>> Begin Items

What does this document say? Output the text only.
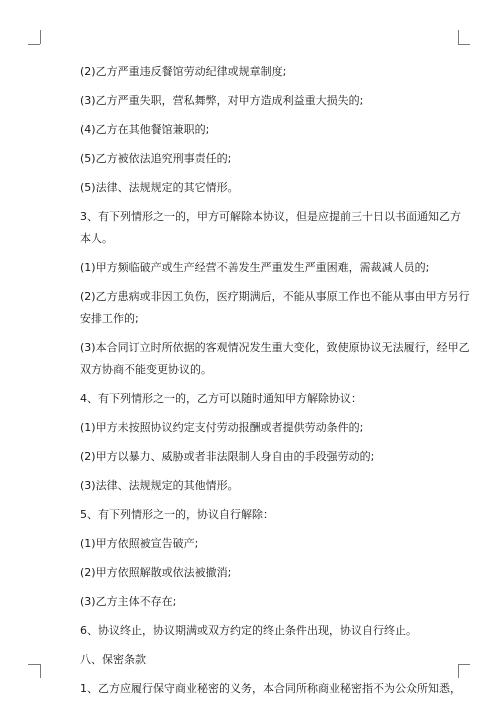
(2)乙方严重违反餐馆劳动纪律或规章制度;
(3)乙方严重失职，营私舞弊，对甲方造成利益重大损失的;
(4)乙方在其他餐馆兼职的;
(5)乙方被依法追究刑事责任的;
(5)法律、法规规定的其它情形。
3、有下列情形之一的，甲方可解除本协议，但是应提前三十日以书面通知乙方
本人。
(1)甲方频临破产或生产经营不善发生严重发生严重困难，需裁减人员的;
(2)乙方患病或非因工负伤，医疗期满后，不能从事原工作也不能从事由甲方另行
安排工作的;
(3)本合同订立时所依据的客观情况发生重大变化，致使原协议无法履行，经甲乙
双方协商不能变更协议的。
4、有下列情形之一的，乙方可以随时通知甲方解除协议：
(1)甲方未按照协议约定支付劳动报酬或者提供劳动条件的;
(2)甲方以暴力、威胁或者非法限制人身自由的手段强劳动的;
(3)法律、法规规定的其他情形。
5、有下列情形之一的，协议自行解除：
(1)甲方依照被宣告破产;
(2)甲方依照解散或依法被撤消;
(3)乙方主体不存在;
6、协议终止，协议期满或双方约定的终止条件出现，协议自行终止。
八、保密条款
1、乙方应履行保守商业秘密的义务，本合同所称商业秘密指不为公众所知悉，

>> End Items

What the task requires -
Write out the records above once more, word for word, with no pictures.

Result for this exercise -
What does this document say? Output the text only.
(2)乙方严重违反餐馆劳动纪律或规章制度;
(3)乙方严重失职，营私舞弊，对甲方造成利益重大损失的;
(4)乙方在其他餐馆兼职的;
(5)乙方被依法追究刑事责任的;
(5)法律、法规规定的其它情形。
3、有下列情形之一的，甲方可解除本协议，但是应提前三十日以书面通知乙方
本人。
(1)甲方频临破产或生产经营不善发生严重发生严重困难，需裁减人员的;
(2)乙方患病或非因工负伤，医疗期满后，不能从事原工作也不能从事由甲方另行
安排工作的;
(3)本合同订立时所依据的客观情况发生重大变化，致使原协议无法履行，经甲乙
双方协商不能变更协议的。
4、有下列情形之一的，乙方可以随时通知甲方解除协议：
(1)甲方未按照协议约定支付劳动报酬或者提供劳动条件的;
(2)甲方以暴力、威胁或者非法限制人身自由的手段强劳动的;
(3)法律、法规规定的其他情形。
5、有下列情形之一的，协议自行解除：
(1)甲方依照被宣告破产;
(2)甲方依照解散或依法被撤消;
(3)乙方主体不存在;
6、协议终止，协议期满或双方约定的终止条件出现，协议自行终止。
八、保密条款
1、乙方应履行保守商业秘密的义务，本合同所称商业秘密指不为公众所知悉，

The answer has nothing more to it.